GOAL OF THE EXERCISE
Return the records exactly as they are.

RECORDS TO USE
>> Begin

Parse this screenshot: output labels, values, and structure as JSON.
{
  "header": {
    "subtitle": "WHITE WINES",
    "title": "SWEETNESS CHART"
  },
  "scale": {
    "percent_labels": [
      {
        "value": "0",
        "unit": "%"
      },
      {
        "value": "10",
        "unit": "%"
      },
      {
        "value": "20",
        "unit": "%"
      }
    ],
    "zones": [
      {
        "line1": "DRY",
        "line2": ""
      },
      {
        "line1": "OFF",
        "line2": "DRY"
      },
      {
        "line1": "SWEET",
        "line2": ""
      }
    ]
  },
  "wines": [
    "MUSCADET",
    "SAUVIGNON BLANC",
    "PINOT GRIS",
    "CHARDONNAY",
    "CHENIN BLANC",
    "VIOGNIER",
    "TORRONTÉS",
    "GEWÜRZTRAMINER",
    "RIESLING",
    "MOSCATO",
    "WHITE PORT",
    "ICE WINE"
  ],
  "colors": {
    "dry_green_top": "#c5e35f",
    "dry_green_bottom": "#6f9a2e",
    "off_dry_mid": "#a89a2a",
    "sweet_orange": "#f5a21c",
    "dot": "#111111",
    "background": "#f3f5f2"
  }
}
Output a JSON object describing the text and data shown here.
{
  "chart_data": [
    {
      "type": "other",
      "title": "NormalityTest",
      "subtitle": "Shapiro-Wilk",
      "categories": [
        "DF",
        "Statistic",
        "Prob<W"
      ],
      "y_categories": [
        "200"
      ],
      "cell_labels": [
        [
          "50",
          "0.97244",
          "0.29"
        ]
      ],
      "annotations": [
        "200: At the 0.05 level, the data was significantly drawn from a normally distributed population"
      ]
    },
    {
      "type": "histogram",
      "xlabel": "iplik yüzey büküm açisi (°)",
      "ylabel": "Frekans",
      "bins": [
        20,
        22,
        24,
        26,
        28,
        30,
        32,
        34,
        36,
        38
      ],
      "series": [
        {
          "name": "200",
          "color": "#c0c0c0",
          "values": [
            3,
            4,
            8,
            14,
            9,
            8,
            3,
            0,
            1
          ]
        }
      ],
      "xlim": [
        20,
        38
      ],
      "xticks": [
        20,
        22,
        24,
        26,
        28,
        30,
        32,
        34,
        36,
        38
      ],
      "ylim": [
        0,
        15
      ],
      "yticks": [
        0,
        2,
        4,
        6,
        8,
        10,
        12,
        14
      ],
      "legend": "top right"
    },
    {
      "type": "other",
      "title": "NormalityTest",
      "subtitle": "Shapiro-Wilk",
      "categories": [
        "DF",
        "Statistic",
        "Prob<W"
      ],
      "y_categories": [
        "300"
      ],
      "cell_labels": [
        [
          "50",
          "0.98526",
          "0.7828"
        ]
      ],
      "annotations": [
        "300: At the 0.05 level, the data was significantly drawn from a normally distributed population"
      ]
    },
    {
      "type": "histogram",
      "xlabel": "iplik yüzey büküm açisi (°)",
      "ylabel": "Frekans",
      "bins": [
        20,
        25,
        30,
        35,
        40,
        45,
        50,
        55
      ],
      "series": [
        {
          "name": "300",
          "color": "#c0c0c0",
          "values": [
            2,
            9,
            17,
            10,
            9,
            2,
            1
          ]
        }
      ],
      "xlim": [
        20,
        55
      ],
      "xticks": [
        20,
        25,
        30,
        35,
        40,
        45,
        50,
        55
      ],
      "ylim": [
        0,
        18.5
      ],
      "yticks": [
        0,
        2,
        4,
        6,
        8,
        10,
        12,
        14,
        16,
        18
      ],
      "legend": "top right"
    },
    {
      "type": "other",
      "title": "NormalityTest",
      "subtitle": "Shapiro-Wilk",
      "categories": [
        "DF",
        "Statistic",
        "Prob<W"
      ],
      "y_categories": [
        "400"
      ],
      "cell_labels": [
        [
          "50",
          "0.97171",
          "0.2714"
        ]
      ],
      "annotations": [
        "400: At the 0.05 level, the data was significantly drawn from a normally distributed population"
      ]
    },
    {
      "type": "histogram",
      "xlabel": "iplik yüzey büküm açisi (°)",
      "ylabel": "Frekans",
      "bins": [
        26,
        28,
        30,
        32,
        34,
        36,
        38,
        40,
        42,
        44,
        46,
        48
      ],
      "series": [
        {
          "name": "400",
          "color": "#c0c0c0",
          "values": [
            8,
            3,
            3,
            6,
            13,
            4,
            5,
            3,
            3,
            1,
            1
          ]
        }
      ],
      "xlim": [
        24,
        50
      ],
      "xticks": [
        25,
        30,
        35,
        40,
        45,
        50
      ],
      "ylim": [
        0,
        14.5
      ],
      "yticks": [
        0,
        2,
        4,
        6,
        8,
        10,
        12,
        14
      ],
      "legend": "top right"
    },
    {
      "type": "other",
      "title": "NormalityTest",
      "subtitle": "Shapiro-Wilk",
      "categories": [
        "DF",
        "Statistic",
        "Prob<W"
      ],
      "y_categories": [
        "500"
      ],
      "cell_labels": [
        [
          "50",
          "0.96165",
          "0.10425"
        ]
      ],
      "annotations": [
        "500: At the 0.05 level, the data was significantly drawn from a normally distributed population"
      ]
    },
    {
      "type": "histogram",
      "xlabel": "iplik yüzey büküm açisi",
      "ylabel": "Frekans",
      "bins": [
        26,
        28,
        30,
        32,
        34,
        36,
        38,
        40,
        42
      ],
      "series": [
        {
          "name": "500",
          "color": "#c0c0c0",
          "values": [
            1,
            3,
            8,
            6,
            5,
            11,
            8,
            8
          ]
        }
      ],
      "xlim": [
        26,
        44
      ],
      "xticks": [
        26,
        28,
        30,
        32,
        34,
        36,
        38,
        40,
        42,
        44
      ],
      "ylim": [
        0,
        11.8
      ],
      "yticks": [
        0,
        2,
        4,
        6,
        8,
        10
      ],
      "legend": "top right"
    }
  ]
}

>> End

WRITTEN RESPONSE
Parse this screenshot: output labels, values, and structure as JSON.
{
  "header": {
    "subtitle": "WHITE WINES",
    "title": "SWEETNESS CHART"
  },
  "scale": {
    "percent_labels": [
      {
        "value": "0",
        "unit": "%"
      },
      {
        "value": "10",
        "unit": "%"
      },
      {
        "value": "20",
        "unit": "%"
      }
    ],
    "zones": [
      {
        "line1": "DRY",
        "line2": ""
      },
      {
        "line1": "OFF",
        "line2": "DRY"
      },
      {
        "line1": "SWEET",
        "line2": ""
      }
    ]
  },
  "wines": [
    "MUSCADET",
    "SAUVIGNON BLANC",
    "PINOT GRIS",
    "CHARDONNAY",
    "CHENIN BLANC",
    "VIOGNIER",
    "TORRONTÉS",
    "GEWÜRZTRAMINER",
    "RIESLING",
    "MOSCATO",
    "WHITE PORT",
    "ICE WINE"
  ],
  "colors": {
    "dry_green_top": "#c5e35f",
    "dry_green_bottom": "#6f9a2e",
    "off_dry_mid": "#a89a2a",
    "sweet_orange": "#f5a21c",
    "dot": "#111111",
    "background": "#f3f5f2"
  }
}
Output a JSON object describing the text and data shown here.
{
  "chart_data": [
    {
      "type": "other",
      "title": "NormalityTest",
      "subtitle": "Shapiro-Wilk",
      "categories": [
        "DF",
        "Statistic",
        "Prob<W"
      ],
      "y_categories": [
        "200"
      ],
      "cell_labels": [
        [
          "50",
          "0.97244",
          "0.29"
        ]
      ],
      "annotations": [
        "200: At the 0.05 level, the data was significantly drawn from a normally distributed population"
      ]
    },
    {
      "type": "histogram",
      "xlabel": "iplik yüzey büküm açisi (°)",
      "ylabel": "Frekans",
      "bins": [
        20,
        22,
        24,
        26,
        28,
        30,
        32,
        34,
        36,
        38
      ],
      "series": [
        {
          "name": "200",
          "color": "#c0c0c0",
          "values": [
            3,
            4,
            8,
            14,
            9,
            8,
            3,
            0,
            1
          ]
        }
      ],
      "xlim": [
        20,
        38
      ],
      "xticks": [
        20,
        22,
        24,
        26,
        28,
        30,
        32,
        34,
        36,
        38
      ],
      "ylim": [
        0,
        15
      ],
      "yticks": [
        0,
        2,
        4,
        6,
        8,
        10,
        12,
        14
      ],
      "legend": "top right"
    },
    {
      "type": "other",
      "title": "NormalityTest",
      "subtitle": "Shapiro-Wilk",
      "categories": [
        "DF",
        "Statistic",
        "Prob<W"
      ],
      "y_categories": [
        "300"
      ],
      "cell_labels": [
        [
          "50",
          "0.98526",
          "0.7828"
        ]
      ],
      "annotations": [
        "300: At the 0.05 level, the data was significantly drawn from a normally distributed population"
      ]
    },
    {
      "type": "histogram",
      "xlabel": "iplik yüzey büküm açisi (°)",
      "ylabel": "Frekans",
      "bins": [
        20,
        25,
        30,
        35,
        40,
        45,
        50,
        55
      ],
      "series": [
        {
          "name": "300",
          "color": "#c0c0c0",
          "values": [
            2,
            9,
            17,
            10,
            9,
            2,
            1
          ]
        }
      ],
      "xlim": [
        20,
        55
      ],
      "xticks": [
        20,
        25,
        30,
        35,
        40,
        45,
        50,
        55
      ],
      "ylim": [
        0,
        18.5
      ],
      "yticks": [
        0,
        2,
        4,
        6,
        8,
        10,
        12,
        14,
        16,
        18
      ],
      "legend": "top right"
    },
    {
      "type": "other",
      "title": "NormalityTest",
      "subtitle": "Shapiro-Wilk",
      "categories": [
        "DF",
        "Statistic",
        "Prob<W"
      ],
      "y_categories": [
        "400"
      ],
      "cell_labels": [
        [
          "50",
          "0.97171",
          "0.2714"
        ]
      ],
      "annotations": [
        "400: At the 0.05 level, the data was significantly drawn from a normally distributed population"
      ]
    },
    {
      "type": "histogram",
      "xlabel": "iplik yüzey büküm açisi (°)",
      "ylabel": "Frekans",
      "bins": [
        26,
        28,
        30,
        32,
        34,
        36,
        38,
        40,
        42,
        44,
        46,
        48
      ],
      "series": [
        {
          "name": "400",
          "color": "#c0c0c0",
          "values": [
            8,
            3,
            3,
            6,
            13,
            4,
            5,
            3,
            3,
            1,
            1
          ]
        }
      ],
      "xlim": [
        24,
        50
      ],
      "xticks": [
        25,
        30,
        35,
        40,
        45,
        50
      ],
      "ylim": [
        0,
        14.5
      ],
      "yticks": [
        0,
        2,
        4,
        6,
        8,
        10,
        12,
        14
      ],
      "legend": "top right"
    },
    {
      "type": "other",
      "title": "NormalityTest",
      "subtitle": "Shapiro-Wilk",
      "categories": [
        "DF",
        "Statistic",
        "Prob<W"
      ],
      "y_categories": [
        "500"
      ],
      "cell_labels": [
        [
          "50",
          "0.96165",
          "0.10425"
        ]
      ],
      "annotations": [
        "500: At the 0.05 level, the data was significantly drawn from a normally distributed population"
      ]
    },
    {
      "type": "histogram",
      "xlabel": "iplik yüzey büküm açisi",
      "ylabel": "Frekans",
      "bins": [
        26,
        28,
        30,
        32,
        34,
        36,
        38,
        40,
        42
      ],
      "series": [
        {
          "name": "500",
          "color": "#c0c0c0",
          "values": [
            1,
            3,
            8,
            6,
            5,
            11,
            8,
            8
          ]
        }
      ],
      "xlim": [
        26,
        44
      ],
      "xticks": [
        26,
        28,
        30,
        32,
        34,
        36,
        38,
        40,
        42,
        44
      ],
      "ylim": [
        0,
        11.8
      ],
      "yticks": [
        0,
        2,
        4,
        6,
        8,
        10
      ],
      "legend": "top right"
    }
  ]
}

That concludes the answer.